Stated problem: Quote exactly, and only, the lines from the one with "Give me a plain-text" through the end of the listing.

Exercise material:
-------

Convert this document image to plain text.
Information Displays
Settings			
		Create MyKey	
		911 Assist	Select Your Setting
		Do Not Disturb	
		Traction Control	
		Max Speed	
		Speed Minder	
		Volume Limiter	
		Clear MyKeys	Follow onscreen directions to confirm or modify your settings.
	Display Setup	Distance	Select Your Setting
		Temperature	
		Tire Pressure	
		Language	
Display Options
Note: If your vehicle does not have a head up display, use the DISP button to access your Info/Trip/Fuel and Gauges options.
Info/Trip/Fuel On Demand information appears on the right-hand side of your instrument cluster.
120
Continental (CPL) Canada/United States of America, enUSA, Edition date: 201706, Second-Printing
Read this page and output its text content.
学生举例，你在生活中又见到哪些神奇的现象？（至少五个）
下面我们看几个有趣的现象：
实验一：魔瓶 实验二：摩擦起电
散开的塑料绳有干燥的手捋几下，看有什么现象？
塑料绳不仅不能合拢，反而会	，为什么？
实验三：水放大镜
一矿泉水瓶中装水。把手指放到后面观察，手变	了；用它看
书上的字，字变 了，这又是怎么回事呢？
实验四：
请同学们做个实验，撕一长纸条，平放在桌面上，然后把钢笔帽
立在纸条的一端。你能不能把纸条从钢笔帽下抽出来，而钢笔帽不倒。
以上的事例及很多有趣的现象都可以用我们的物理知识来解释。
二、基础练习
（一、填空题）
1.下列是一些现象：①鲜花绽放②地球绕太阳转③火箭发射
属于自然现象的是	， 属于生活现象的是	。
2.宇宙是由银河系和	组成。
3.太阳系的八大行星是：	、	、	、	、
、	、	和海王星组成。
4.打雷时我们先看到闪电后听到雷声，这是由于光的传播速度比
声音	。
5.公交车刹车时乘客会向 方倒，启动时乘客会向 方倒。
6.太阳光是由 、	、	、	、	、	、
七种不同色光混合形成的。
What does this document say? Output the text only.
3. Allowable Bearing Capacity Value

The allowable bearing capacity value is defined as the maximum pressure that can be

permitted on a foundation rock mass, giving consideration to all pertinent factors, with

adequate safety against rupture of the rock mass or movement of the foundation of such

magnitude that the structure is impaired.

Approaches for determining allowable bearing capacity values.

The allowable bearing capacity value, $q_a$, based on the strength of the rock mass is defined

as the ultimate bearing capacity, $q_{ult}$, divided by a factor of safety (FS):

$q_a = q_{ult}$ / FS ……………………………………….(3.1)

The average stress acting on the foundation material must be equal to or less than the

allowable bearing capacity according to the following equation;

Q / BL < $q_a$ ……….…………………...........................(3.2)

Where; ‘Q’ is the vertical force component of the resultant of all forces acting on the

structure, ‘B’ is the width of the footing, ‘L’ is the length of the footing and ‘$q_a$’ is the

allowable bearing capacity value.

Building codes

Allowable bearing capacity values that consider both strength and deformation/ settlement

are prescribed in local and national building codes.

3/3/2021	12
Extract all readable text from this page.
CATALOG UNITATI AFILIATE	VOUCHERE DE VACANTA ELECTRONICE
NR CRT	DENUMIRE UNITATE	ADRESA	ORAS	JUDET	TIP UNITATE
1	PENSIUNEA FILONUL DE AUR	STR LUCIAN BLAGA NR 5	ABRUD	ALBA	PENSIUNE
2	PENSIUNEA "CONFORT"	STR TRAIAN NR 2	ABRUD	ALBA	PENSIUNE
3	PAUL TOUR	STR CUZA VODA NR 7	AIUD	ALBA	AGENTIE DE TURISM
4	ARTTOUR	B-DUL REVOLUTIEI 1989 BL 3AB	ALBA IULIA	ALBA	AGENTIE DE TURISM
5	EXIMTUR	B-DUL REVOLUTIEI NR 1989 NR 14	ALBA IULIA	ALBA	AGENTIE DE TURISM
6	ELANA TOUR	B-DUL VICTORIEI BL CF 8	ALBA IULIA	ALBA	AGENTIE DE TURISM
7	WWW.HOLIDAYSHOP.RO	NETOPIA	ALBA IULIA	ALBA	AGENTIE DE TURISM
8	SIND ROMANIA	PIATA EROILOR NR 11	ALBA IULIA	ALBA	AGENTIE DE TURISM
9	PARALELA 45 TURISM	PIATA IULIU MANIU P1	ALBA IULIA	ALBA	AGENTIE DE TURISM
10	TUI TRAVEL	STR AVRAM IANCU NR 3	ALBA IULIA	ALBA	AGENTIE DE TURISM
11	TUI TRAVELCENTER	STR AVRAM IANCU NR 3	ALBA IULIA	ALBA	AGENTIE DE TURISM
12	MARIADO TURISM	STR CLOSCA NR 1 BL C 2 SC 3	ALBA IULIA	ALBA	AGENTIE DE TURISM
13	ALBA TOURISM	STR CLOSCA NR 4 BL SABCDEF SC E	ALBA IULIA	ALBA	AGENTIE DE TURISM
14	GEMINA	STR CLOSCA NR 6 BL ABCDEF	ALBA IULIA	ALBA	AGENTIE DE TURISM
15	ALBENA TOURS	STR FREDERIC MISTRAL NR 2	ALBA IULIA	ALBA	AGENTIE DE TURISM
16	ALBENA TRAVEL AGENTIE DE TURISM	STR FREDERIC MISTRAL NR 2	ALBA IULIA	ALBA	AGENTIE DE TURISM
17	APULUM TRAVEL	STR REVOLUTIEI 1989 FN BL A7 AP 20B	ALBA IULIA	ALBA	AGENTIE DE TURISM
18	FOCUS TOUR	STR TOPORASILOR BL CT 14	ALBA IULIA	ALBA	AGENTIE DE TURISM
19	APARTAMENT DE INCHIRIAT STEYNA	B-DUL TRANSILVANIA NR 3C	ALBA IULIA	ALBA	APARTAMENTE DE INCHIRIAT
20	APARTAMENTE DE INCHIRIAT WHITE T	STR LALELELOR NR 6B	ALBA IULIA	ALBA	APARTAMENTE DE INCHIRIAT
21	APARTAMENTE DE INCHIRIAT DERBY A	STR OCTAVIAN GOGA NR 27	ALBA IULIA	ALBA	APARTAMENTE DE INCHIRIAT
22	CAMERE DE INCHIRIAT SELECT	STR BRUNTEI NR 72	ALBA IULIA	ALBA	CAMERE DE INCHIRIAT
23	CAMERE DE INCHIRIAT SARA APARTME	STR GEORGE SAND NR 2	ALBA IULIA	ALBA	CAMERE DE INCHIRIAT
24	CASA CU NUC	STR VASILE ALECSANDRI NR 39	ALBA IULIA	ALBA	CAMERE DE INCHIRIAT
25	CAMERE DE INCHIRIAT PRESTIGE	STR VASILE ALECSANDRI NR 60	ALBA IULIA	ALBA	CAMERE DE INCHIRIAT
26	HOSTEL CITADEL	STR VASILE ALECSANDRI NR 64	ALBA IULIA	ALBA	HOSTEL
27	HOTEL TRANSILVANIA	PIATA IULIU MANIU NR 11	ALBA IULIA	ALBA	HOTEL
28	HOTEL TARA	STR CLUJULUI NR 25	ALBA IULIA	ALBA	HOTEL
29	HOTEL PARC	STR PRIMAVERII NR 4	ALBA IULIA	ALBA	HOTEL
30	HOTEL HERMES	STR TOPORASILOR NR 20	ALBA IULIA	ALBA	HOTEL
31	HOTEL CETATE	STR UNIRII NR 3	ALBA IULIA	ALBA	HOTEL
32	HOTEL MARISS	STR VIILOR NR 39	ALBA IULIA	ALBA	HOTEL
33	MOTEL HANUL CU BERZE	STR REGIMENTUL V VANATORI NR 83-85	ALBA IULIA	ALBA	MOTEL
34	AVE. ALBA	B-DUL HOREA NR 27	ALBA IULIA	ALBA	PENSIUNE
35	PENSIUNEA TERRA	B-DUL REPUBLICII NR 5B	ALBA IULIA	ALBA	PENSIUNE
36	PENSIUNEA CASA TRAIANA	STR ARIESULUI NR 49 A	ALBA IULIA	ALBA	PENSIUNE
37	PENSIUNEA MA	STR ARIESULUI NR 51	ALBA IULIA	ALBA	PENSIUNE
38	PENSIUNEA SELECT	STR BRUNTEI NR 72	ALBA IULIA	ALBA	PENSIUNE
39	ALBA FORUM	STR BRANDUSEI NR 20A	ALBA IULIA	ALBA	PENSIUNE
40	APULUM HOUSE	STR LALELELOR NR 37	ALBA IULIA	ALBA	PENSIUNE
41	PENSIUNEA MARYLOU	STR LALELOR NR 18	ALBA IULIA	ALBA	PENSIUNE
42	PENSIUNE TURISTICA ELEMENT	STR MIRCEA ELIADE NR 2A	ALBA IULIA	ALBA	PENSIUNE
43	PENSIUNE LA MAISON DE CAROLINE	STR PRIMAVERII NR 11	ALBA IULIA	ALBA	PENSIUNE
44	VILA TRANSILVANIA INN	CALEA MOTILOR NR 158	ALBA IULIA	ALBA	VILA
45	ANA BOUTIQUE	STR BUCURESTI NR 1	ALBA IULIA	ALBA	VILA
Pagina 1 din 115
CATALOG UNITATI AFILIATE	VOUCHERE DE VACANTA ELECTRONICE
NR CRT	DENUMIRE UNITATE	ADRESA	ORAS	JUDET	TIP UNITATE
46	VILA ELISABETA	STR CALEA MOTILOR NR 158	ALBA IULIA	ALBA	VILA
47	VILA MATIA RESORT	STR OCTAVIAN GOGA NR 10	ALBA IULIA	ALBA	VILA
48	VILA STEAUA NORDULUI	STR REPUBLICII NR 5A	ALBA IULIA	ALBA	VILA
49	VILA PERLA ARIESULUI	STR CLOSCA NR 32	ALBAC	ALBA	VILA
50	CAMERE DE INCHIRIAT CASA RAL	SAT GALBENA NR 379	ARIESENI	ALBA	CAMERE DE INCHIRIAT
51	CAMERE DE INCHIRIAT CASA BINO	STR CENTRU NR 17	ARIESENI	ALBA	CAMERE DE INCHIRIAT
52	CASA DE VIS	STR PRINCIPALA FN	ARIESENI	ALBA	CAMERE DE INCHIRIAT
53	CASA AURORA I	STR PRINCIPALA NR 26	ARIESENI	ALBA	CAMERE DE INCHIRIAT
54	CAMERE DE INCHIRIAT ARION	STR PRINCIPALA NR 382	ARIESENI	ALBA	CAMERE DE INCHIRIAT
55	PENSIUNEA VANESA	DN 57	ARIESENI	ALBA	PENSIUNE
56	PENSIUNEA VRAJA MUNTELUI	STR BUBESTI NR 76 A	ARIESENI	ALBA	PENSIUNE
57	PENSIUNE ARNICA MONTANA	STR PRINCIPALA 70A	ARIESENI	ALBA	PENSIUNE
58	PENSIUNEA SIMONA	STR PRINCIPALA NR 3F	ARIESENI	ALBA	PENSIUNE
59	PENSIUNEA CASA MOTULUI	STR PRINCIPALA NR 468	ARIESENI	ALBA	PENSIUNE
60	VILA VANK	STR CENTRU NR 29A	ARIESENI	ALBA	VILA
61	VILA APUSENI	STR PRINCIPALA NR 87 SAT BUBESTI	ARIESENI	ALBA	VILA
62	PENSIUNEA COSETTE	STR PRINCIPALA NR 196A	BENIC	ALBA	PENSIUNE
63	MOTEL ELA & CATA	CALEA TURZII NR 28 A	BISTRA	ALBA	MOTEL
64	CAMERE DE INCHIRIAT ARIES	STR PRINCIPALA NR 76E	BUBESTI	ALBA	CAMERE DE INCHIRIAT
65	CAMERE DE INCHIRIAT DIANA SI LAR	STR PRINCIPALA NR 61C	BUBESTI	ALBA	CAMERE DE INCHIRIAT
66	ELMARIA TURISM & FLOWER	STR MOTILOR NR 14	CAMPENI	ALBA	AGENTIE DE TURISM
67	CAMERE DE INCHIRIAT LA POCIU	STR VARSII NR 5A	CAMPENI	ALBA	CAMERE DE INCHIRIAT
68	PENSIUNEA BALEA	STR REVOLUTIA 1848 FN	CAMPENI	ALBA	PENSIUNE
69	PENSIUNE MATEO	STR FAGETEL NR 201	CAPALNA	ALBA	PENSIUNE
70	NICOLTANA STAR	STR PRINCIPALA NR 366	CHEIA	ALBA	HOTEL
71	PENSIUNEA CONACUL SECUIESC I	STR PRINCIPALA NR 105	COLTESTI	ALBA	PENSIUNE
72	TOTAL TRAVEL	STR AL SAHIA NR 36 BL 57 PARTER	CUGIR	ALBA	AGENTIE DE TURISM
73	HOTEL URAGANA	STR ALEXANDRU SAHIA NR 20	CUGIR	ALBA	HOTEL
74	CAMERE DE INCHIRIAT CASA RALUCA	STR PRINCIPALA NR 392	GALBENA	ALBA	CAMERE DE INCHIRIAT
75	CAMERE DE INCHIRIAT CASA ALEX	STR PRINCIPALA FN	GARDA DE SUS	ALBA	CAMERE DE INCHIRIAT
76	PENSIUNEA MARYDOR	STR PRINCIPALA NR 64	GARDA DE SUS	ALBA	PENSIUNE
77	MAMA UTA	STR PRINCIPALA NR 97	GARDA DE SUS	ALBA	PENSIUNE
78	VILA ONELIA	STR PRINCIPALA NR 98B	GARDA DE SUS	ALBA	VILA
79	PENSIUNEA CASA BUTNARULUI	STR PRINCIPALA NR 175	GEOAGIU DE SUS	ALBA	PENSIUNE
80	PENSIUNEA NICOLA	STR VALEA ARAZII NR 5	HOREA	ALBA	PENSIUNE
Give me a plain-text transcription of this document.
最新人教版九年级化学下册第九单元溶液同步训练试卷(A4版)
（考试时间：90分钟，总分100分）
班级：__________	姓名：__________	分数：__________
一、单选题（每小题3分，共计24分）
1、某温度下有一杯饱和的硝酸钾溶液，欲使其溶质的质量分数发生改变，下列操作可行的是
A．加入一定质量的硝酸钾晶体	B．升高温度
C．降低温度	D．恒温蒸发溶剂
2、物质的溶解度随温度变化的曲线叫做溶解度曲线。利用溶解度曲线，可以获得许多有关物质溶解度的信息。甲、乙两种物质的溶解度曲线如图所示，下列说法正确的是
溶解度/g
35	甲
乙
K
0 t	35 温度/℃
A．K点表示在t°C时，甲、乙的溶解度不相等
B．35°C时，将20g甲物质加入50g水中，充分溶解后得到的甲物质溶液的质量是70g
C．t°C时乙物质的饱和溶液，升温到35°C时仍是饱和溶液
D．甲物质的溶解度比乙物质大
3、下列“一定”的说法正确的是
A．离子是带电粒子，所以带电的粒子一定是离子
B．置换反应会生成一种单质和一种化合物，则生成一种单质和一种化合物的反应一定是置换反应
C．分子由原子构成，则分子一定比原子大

-------

Worked solution:
Give me a plain-text transcription of this document.
最新人教版九年级化学下册第九单元溶液同步训练试卷(A4版)
（考试时间：90分钟，总分100分）
班级：__________	姓名：__________	分数：__________
一、单选题（每小题3分，共计24分）
1、某温度下有一杯饱和的硝酸钾溶液，欲使其溶质的质量分数发生改变，下列操作可行的是
A．加入一定质量的硝酸钾晶体	B．升高温度
C．降低温度	D．恒温蒸发溶剂
2、物质的溶解度随温度变化的曲线叫做溶解度曲线。利用溶解度曲线，可以获得许多有关物质溶解度的信息。甲、乙两种物质的溶解度曲线如图所示，下列说法正确的是
溶解度/g
35	甲
乙
K
0 t	35 温度/℃
A．K点表示在t°C时，甲、乙的溶解度不相等
B．35°C时，将20g甲物质加入50g水中，充分溶解后得到的甲物质溶液的质量是70g
C．t°C时乙物质的饱和溶液，升温到35°C时仍是饱和溶液
D．甲物质的溶解度比乙物质大
3、下列“一定”的说法正确的是
A．离子是带电粒子，所以带电的粒子一定是离子
B．置换反应会生成一种单质和一种化合物，则生成一种单质和一种化合物的反应一定是置换反应
C．分子由原子构成，则分子一定比原子大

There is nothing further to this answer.